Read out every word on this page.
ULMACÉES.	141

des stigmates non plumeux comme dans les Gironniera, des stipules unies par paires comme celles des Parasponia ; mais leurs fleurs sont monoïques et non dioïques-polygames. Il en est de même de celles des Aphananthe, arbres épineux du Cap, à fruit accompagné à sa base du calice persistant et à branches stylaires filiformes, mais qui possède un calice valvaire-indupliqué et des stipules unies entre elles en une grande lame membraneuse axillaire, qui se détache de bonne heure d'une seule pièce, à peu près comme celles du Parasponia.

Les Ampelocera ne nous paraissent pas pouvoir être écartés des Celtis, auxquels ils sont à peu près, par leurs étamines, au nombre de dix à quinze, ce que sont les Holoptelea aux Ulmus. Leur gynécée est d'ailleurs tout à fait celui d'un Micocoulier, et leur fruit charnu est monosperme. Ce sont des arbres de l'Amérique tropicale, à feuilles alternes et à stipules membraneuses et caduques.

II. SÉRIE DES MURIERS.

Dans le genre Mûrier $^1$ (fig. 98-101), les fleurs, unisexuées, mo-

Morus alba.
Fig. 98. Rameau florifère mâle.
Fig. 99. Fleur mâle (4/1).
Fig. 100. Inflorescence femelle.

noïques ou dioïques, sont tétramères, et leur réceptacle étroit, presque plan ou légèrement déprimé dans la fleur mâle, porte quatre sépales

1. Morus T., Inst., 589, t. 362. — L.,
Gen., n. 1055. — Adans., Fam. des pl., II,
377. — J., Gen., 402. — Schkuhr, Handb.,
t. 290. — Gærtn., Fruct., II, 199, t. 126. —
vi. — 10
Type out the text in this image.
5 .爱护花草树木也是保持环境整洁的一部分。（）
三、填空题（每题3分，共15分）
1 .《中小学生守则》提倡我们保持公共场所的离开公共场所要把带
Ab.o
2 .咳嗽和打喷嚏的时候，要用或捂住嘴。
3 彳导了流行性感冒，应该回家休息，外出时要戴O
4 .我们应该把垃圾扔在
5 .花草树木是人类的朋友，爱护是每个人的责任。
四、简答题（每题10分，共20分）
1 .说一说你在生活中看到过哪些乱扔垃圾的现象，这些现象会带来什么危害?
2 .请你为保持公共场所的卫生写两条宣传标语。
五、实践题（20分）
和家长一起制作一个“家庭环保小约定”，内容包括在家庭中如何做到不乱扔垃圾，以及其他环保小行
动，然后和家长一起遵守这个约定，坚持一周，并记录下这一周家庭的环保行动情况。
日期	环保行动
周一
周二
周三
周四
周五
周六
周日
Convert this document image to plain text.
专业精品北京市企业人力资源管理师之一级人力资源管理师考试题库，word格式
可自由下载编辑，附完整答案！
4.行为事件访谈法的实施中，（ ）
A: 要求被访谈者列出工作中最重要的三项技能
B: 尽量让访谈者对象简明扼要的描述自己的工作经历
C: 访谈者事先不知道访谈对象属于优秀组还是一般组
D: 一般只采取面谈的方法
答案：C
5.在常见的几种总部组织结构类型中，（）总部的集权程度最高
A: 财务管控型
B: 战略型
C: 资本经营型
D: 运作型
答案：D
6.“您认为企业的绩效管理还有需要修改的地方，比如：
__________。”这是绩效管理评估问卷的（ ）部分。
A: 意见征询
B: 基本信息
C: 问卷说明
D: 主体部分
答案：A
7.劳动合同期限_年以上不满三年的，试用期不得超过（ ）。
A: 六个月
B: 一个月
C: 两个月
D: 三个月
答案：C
====
Exercise prompt:
Copy out each record from above, exactly.

Reply to the task:
Read out every word on this page.
ULMACÉES.	141

des stigmates non plumeux comme dans les Gironniera, des stipules unies par paires comme celles des Parasponia ; mais leurs fleurs sont monoïques et non dioïques-polygames. Il en est de même de celles des Aphananthe, arbres épineux du Cap, à fruit accompagné à sa base du calice persistant et à branches stylaires filiformes, mais qui possède un calice valvaire-indupliqué et des stipules unies entre elles en une grande lame membraneuse axillaire, qui se détache de bonne heure d'une seule pièce, à peu près comme celles du Parasponia.

Les Ampelocera ne nous paraissent pas pouvoir être écartés des Celtis, auxquels ils sont à peu près, par leurs étamines, au nombre de dix à quinze, ce que sont les Holoptelea aux Ulmus. Leur gynécée est d'ailleurs tout à fait celui d'un Micocoulier, et leur fruit charnu est monosperme. Ce sont des arbres de l'Amérique tropicale, à feuilles alternes et à stipules membraneuses et caduques.

II. SÉRIE DES MURIERS.

Dans le genre Mûrier $^1$ (fig. 98-101), les fleurs, unisexuées, mo-

Morus alba.
Fig. 98. Rameau florifère mâle.
Fig. 99. Fleur mâle (4/1).
Fig. 100. Inflorescence femelle.

noïques ou dioïques, sont tétramères, et leur réceptacle étroit, presque plan ou légèrement déprimé dans la fleur mâle, porte quatre sépales

1. Morus T., Inst., 589, t. 362. — L.,
Gen., n. 1055. — Adans., Fam. des pl., II,
377. — J., Gen., 402. — Schkuhr, Handb.,
t. 290. — Gærtn., Fruct., II, 199, t. 126. —
vi. — 10
Type out the text in this image.
5 .爱护花草树木也是保持环境整洁的一部分。（）
三、填空题（每题3分，共15分）
1 .《中小学生守则》提倡我们保持公共场所的离开公共场所要把带
Ab.o
2 .咳嗽和打喷嚏的时候，要用或捂住嘴。
3 彳导了流行性感冒，应该回家休息，外出时要戴O
4 .我们应该把垃圾扔在
5 .花草树木是人类的朋友，爱护是每个人的责任。
四、简答题（每题10分，共20分）
1 .说一说你在生活中看到过哪些乱扔垃圾的现象，这些现象会带来什么危害?
2 .请你为保持公共场所的卫生写两条宣传标语。
五、实践题（20分）
和家长一起制作一个“家庭环保小约定”，内容包括在家庭中如何做到不乱扔垃圾，以及其他环保小行
动，然后和家长一起遵守这个约定，坚持一周，并记录下这一周家庭的环保行动情况。
日期	环保行动
周一
周二
周三
周四
周五
周六
周日
Convert this document image to plain text.
专业精品北京市企业人力资源管理师之一级人力资源管理师考试题库，word格式
可自由下载编辑，附完整答案！
4.行为事件访谈法的实施中，（ ）
A: 要求被访谈者列出工作中最重要的三项技能
B: 尽量让访谈者对象简明扼要的描述自己的工作经历
C: 访谈者事先不知道访谈对象属于优秀组还是一般组
D: 一般只采取面谈的方法
答案：C
5.在常见的几种总部组织结构类型中，（）总部的集权程度最高
A: 财务管控型
B: 战略型
C: 资本经营型
D: 运作型
答案：D
6.“您认为企业的绩效管理还有需要修改的地方，比如：
__________。”这是绩效管理评估问卷的（ ）部分。
A: 意见征询
B: 基本信息
C: 问卷说明
D: 主体部分
答案：A
7.劳动合同期限_年以上不满三年的，试用期不得超过（ ）。
A: 六个月
B: 一个月
C: 两个月
D: 三个月
答案：C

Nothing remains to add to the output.